Instructions for the task
From the entries that follow, extract each line holding the string "JSON".

Stored data:
────
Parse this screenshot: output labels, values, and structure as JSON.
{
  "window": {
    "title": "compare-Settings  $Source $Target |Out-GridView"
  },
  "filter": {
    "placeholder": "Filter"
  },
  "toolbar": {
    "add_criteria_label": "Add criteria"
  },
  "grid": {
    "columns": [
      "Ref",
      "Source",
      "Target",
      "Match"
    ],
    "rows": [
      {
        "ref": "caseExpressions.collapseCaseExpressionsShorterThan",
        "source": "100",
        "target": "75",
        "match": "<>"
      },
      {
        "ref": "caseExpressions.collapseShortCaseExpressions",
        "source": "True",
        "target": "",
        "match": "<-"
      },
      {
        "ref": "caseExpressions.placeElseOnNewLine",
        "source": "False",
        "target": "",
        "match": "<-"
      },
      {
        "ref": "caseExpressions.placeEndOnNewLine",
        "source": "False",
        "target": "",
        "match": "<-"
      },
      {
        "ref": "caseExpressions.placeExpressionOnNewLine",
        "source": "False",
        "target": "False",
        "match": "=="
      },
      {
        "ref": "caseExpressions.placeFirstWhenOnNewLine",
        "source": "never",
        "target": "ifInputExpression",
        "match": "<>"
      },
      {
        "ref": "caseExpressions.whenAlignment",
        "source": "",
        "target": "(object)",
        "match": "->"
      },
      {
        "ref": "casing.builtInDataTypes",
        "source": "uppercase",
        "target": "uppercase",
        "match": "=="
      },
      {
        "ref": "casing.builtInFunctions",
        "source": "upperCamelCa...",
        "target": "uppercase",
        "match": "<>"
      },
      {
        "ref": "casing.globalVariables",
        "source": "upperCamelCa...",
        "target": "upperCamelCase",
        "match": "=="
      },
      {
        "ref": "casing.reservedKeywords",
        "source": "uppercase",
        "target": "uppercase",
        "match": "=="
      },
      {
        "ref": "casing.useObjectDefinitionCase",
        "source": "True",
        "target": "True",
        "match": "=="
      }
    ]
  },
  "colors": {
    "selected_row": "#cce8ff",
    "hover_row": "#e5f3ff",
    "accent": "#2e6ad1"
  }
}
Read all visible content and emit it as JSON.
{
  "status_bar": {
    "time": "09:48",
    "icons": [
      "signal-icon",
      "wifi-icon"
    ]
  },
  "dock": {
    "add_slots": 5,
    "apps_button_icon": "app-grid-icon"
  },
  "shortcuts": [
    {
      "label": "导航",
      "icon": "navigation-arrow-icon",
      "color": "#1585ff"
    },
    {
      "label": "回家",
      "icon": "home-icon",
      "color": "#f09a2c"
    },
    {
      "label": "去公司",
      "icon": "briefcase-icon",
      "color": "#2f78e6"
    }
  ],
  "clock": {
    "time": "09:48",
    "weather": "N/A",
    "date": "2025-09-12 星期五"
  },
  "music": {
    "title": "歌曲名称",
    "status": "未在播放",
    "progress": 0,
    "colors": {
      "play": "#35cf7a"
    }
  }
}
────
The solution
Parse this screenshot: output labels, values, and structure as JSON.
Read all visible content and emit it as JSON.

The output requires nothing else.